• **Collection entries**
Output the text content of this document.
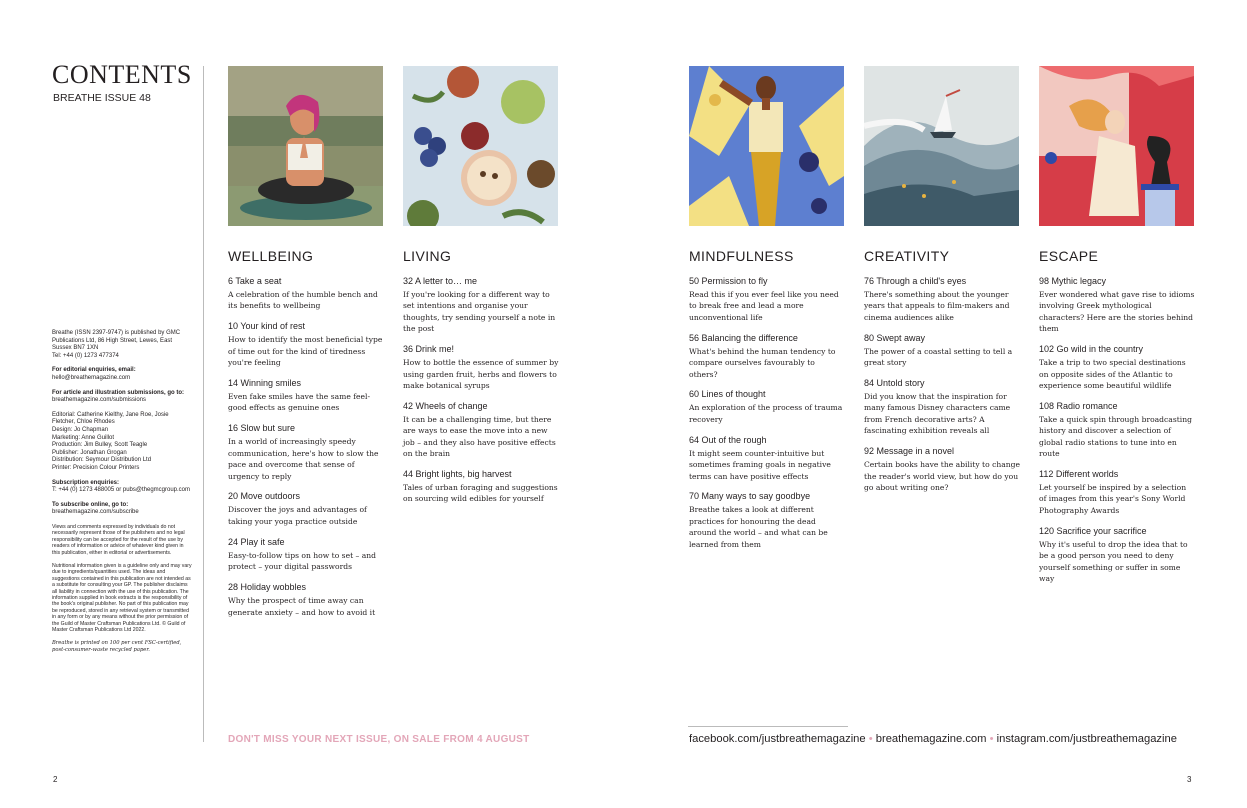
CONTENTS
BREATHE ISSUE 48
Breathe (ISSN 2397-9747) is published by GMC Publications Ltd, 86 High Street, Lewes, East Sussex BN7 1XN
Tel: +44 (0) 1273 477374
For editorial enquiries, email:
hello@breathemagazine.com
For article and illustration submissions, go to:
breathemagazine.com/submissions
Editorial: Catherine Kielthy, Jane Roe, Josie Fletcher, Chloe Rhodes
Design: Jo Chapman
Marketing: Anne Guillot
Production: Jim Bulley, Scott Teagle
Publisher: Jonathan Grogan
Distribution: Seymour Distribution Ltd
Printer: Precision Colour Printers
Subscription enquiries:
T: +44 (0) 1273 488005 or pubs@thegmcgroup.com
To subscribe online, go to:
breathemagazine.com/subscribe
Views and comments expressed by individuals do not necessarily represent those of the publishers and no legal responsibility can be accepted for the result of the use by readers of information or advice of whatever kind given in this publication, either in editorial or advertisements.
Nutritional information given is a guideline only and may vary due to ingredients/quantities used. The ideas and suggestions contained in this publication are not intended as a substitute for consulting your GP. The publisher disclaims all liability in connection with the use of this publication. The information supplied in book extracts is the responsibility of the book's original publisher. No part of this publication may be reproduced, stored in any retrieval system or transmitted in any form or by any means without the prior permission of the Guild of Master Craftsman Publications Ltd. © Guild of Master Craftsman Publications Ltd 2022.
Breathe is printed on 100 per cent FSC-certified, post-consumer-waste recycled paper.
WELLBEING
6 Take a seat
A celebration of the humble bench and its benefits to wellbeing
10 Your kind of rest
How to identify the most beneficial type of time out for the kind of tiredness you're feeling
14 Winning smiles
Even fake smiles have the same feel-good effects as genuine ones
16 Slow but sure
In a world of increasingly speedy communication, here's how to slow the pace and overcome that sense of urgency to reply
20 Move outdoors
Discover the joys and advantages of taking your yoga practice outside
24 Play it safe
Easy-to-follow tips on how to set – and protect – your digital passwords
28 Holiday wobbles
Why the prospect of time away can generate anxiety – and how to avoid it
LIVING
32 A letter to… me
If you're looking for a different way to set intentions and organise your thoughts, try sending yourself a note in the post
36 Drink me!
How to bottle the essence of summer by using garden fruit, herbs and flowers to make botanical syrups
42 Wheels of change
It can be a challenging time, but there are ways to ease the move into a new job – and they also have positive effects on the brain
44 Bright lights, big harvest
Tales of urban foraging and suggestions on sourcing wild edibles for yourself
MINDFULNESS
50 Permission to fly
Read this if you ever feel like you need to break free and lead a more unconventional life
56 Balancing the difference
What's behind the human tendency to compare ourselves favourably to others?
60 Lines of thought
An exploration of the process of trauma recovery
64 Out of the rough
It might seem counter-intuitive but sometimes framing goals in negative terms can have positive effects
70 Many ways to say goodbye
Breathe takes a look at different practices for honouring the dead around the world – and what can be learned from them
CREATIVITY
76 Through a child's eyes
There's something about the younger years that appeals to film-makers and cinema audiences alike
80 Swept away
The power of a coastal setting to tell a great story
84 Untold story
Did you know that the inspiration for many famous Disney characters came from French decorative arts? A fascinating exhibition reveals all
92 Message in a novel
Certain books have the ability to change the reader's world view, but how do you go about writing one?
ESCAPE
98 Mythic legacy
Ever wondered what gave rise to idioms involving Greek mythological characters? Here are the stories behind them
102 Go wild in the country
Take a trip to two special destinations on opposite sides of the Atlantic to experience some beautiful wildlife
108 Radio romance
Take a quick spin through broadcasting history and discover a selection of global radio stations to tune into en route
112 Different worlds
Let yourself be inspired by a selection of images from this year's Sony World Photography Awards
120 Sacrifice your sacrifice
Why it's useful to drop the idea that to be a good person you need to deny yourself something or suffer in some way
DON'T MISS YOUR NEXT ISSUE, ON SALE FROM 4 AUGUST	facebook.com/justbreathemagazine • breathemagazine.com • instagram.com/justbreathemagazine
2	3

• **Written problem**
Without the pictures, retype the whole of the material above exactly.

• **Completed task**
Output the text content of this document.
CONTENTS
BREATHE ISSUE 48
Breathe (ISSN 2397-9747) is published by GMC Publications Ltd, 86 High Street, Lewes, East Sussex BN7 1XN
Tel: +44 (0) 1273 477374
For editorial enquiries, email:
hello@breathemagazine.com
For article and illustration submissions, go to:
breathemagazine.com/submissions
Editorial: Catherine Kielthy, Jane Roe, Josie Fletcher, Chloe Rhodes
Design: Jo Chapman
Marketing: Anne Guillot
Production: Jim Bulley, Scott Teagle
Publisher: Jonathan Grogan
Distribution: Seymour Distribution Ltd
Printer: Precision Colour Printers
Subscription enquiries:
T: +44 (0) 1273 488005 or pubs@thegmcgroup.com
To subscribe online, go to:
breathemagazine.com/subscribe
Views and comments expressed by individuals do not necessarily represent those of the publishers and no legal responsibility can be accepted for the result of the use by readers of information or advice of whatever kind given in this publication, either in editorial or advertisements.
Nutritional information given is a guideline only and may vary due to ingredients/quantities used. The ideas and suggestions contained in this publication are not intended as a substitute for consulting your GP. The publisher disclaims all liability in connection with the use of this publication. The information supplied in book extracts is the responsibility of the book's original publisher. No part of this publication may be reproduced, stored in any retrieval system or transmitted in any form or by any means without the prior permission of the Guild of Master Craftsman Publications Ltd. © Guild of Master Craftsman Publications Ltd 2022.
Breathe is printed on 100 per cent FSC-certified, post-consumer-waste recycled paper.
WELLBEING
6 Take a seat
A celebration of the humble bench and its benefits to wellbeing
10 Your kind of rest
How to identify the most beneficial type of time out for the kind of tiredness you're feeling
14 Winning smiles
Even fake smiles have the same feel-good effects as genuine ones
16 Slow but sure
In a world of increasingly speedy communication, here's how to slow the pace and overcome that sense of urgency to reply
20 Move outdoors
Discover the joys and advantages of taking your yoga practice outside
24 Play it safe
Easy-to-follow tips on how to set – and protect – your digital passwords
28 Holiday wobbles
Why the prospect of time away can generate anxiety – and how to avoid it
LIVING
32 A letter to… me
If you're looking for a different way to set intentions and organise your thoughts, try sending yourself a note in the post
36 Drink me!
How to bottle the essence of summer by using garden fruit, herbs and flowers to make botanical syrups
42 Wheels of change
It can be a challenging time, but there are ways to ease the move into a new job – and they also have positive effects on the brain
44 Bright lights, big harvest
Tales of urban foraging and suggestions on sourcing wild edibles for yourself
MINDFULNESS
50 Permission to fly
Read this if you ever feel like you need to break free and lead a more unconventional life
56 Balancing the difference
What's behind the human tendency to compare ourselves favourably to others?
60 Lines of thought
An exploration of the process of trauma recovery
64 Out of the rough
It might seem counter-intuitive but sometimes framing goals in negative terms can have positive effects
70 Many ways to say goodbye
Breathe takes a look at different practices for honouring the dead around the world – and what can be learned from them
CREATIVITY
76 Through a child's eyes
There's something about the younger years that appeals to film-makers and cinema audiences alike
80 Swept away
The power of a coastal setting to tell a great story
84 Untold story
Did you know that the inspiration for many famous Disney characters came from French decorative arts? A fascinating exhibition reveals all
92 Message in a novel
Certain books have the ability to change the reader's world view, but how do you go about writing one?
ESCAPE
98 Mythic legacy
Ever wondered what gave rise to idioms involving Greek mythological characters? Here are the stories behind them
102 Go wild in the country
Take a trip to two special destinations on opposite sides of the Atlantic to experience some beautiful wildlife
108 Radio romance
Take a quick spin through broadcasting history and discover a selection of global radio stations to tune into en route
112 Different worlds
Let yourself be inspired by a selection of images from this year's Sony World Photography Awards
120 Sacrifice your sacrifice
Why it's useful to drop the idea that to be a good person you need to deny yourself something or suffer in some way
DON'T MISS YOUR NEXT ISSUE, ON SALE FROM 4 AUGUST	facebook.com/justbreathemagazine • breathemagazine.com • instagram.com/justbreathemagazine
2	3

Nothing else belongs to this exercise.